• **Data for the task**:
-- START --
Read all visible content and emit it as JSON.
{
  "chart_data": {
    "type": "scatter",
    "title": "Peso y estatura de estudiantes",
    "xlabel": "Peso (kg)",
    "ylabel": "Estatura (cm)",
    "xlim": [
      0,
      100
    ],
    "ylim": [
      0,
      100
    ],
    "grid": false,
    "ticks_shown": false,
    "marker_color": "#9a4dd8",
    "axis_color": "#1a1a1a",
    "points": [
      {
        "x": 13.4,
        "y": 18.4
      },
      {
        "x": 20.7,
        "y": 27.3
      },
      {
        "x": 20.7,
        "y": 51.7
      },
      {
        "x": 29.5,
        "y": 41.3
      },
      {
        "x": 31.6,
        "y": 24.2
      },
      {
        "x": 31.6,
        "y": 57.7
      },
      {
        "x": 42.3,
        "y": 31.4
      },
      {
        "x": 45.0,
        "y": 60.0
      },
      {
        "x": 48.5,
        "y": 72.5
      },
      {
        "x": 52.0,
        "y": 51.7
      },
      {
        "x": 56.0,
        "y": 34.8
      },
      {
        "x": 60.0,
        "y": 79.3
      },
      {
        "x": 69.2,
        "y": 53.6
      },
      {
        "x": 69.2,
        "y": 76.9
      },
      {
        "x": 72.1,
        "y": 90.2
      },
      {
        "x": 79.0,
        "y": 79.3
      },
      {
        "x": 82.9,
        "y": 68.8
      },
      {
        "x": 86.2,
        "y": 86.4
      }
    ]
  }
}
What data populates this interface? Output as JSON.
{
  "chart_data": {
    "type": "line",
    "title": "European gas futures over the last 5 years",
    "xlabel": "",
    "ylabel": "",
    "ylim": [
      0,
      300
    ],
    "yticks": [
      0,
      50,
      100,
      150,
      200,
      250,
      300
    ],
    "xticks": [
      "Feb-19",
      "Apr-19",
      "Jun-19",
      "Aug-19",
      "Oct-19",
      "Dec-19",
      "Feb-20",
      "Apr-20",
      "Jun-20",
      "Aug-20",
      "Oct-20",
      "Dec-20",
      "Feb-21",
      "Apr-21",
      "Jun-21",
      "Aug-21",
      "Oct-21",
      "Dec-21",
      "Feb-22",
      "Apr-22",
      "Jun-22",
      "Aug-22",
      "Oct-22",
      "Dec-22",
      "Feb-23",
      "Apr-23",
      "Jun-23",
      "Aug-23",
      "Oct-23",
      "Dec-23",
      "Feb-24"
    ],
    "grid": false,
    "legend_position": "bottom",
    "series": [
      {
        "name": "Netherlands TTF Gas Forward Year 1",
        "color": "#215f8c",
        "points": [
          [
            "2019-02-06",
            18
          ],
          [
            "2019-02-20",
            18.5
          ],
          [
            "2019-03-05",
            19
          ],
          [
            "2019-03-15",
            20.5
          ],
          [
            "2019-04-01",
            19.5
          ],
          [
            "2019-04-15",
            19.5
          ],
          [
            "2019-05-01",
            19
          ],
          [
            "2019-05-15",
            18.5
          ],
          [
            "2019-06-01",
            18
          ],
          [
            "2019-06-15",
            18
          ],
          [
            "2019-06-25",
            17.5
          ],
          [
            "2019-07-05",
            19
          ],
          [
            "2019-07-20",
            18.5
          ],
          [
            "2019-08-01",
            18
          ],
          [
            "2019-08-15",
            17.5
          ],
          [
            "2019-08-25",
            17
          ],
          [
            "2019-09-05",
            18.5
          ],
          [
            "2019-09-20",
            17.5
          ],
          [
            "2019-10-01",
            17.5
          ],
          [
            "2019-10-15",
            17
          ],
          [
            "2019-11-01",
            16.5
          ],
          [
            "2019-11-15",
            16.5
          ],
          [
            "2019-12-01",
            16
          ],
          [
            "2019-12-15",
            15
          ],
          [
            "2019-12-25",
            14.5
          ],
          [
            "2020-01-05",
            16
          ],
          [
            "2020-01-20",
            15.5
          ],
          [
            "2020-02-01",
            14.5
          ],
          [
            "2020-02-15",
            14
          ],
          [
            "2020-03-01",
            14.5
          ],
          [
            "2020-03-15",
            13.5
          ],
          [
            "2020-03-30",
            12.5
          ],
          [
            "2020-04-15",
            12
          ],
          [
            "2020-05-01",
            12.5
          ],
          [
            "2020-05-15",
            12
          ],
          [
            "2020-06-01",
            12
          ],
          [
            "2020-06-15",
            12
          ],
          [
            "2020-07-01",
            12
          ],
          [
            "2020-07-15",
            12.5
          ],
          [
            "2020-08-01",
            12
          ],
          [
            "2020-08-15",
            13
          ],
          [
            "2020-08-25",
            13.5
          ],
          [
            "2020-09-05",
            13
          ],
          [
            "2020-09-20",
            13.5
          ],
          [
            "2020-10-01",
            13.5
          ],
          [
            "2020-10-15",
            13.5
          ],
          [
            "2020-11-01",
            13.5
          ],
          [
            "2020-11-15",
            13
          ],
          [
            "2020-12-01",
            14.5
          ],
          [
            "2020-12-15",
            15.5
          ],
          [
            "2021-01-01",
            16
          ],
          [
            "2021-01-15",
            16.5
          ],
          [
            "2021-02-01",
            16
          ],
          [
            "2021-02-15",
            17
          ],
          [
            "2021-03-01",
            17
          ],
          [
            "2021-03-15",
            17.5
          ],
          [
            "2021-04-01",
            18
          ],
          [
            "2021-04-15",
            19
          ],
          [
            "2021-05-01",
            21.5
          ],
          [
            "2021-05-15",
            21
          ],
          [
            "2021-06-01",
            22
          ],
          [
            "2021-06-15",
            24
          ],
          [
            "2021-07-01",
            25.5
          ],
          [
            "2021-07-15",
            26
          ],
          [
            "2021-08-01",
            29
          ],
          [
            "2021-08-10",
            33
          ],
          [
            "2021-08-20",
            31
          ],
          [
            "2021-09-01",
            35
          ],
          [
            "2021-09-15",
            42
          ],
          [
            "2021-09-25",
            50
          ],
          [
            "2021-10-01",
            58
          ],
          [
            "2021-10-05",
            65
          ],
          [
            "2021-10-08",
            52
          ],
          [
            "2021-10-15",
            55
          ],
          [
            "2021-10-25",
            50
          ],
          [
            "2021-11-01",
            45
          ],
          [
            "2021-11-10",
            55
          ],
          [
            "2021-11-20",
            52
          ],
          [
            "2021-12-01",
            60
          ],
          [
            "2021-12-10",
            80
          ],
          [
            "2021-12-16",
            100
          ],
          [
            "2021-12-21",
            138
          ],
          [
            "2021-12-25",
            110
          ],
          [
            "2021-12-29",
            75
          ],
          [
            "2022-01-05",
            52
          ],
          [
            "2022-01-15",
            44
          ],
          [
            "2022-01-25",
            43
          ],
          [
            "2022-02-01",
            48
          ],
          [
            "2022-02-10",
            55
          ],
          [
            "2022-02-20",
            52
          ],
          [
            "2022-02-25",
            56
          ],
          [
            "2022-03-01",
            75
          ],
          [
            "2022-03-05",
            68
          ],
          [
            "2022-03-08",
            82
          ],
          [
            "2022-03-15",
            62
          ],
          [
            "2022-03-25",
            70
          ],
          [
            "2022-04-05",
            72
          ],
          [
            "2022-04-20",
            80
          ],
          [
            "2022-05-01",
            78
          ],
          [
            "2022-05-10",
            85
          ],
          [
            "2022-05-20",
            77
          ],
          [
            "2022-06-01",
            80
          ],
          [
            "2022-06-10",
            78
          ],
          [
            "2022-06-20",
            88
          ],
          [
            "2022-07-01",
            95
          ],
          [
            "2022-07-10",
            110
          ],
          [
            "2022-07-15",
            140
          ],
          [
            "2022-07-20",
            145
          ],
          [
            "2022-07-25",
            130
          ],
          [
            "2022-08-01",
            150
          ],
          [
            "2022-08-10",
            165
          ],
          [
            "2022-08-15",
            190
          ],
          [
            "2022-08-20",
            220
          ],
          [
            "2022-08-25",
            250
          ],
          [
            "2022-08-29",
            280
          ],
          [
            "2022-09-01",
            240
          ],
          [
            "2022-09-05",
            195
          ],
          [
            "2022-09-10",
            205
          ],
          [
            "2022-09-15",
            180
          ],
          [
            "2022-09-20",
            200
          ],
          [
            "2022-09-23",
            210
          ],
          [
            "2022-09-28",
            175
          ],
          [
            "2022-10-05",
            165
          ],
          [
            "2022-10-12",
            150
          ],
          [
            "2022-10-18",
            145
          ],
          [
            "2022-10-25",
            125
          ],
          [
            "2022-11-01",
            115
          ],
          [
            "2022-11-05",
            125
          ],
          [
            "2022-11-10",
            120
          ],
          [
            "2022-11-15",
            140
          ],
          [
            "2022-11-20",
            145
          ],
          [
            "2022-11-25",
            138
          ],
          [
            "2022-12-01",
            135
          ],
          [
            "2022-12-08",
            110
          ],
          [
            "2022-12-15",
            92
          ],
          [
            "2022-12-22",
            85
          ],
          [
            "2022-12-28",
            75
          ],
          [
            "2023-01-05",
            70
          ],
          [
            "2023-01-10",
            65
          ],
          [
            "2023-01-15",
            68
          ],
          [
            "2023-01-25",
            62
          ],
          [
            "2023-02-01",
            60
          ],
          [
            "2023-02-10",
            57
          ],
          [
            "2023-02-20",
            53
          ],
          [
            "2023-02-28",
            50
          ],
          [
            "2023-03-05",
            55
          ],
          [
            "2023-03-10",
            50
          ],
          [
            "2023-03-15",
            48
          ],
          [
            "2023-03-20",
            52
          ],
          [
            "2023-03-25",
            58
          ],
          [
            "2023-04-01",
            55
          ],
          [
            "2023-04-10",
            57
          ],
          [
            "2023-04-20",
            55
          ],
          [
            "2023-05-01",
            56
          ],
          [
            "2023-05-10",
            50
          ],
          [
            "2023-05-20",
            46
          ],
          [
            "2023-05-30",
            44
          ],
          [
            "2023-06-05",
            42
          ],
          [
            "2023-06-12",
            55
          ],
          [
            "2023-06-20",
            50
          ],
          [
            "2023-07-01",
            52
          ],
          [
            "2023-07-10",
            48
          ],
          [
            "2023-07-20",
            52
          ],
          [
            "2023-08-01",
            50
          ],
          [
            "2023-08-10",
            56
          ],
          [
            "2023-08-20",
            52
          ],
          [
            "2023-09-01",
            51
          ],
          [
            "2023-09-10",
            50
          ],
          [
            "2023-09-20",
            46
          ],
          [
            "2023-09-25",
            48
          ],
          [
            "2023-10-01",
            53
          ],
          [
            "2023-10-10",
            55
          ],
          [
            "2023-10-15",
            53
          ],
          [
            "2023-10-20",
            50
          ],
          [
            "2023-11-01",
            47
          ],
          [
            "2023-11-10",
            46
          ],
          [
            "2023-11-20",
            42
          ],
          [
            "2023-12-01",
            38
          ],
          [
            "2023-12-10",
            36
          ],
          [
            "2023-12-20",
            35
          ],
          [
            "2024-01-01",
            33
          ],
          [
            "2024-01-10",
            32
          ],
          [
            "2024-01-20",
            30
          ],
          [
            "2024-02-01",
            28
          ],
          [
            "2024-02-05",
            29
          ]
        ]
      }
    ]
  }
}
-- END --
• **Directive**: Search the preceding listing for "JSON" and extract every line where it is found.

• **Exercise solution**:
Read all visible content and emit it as JSON.
What data populates this interface? Output as JSON.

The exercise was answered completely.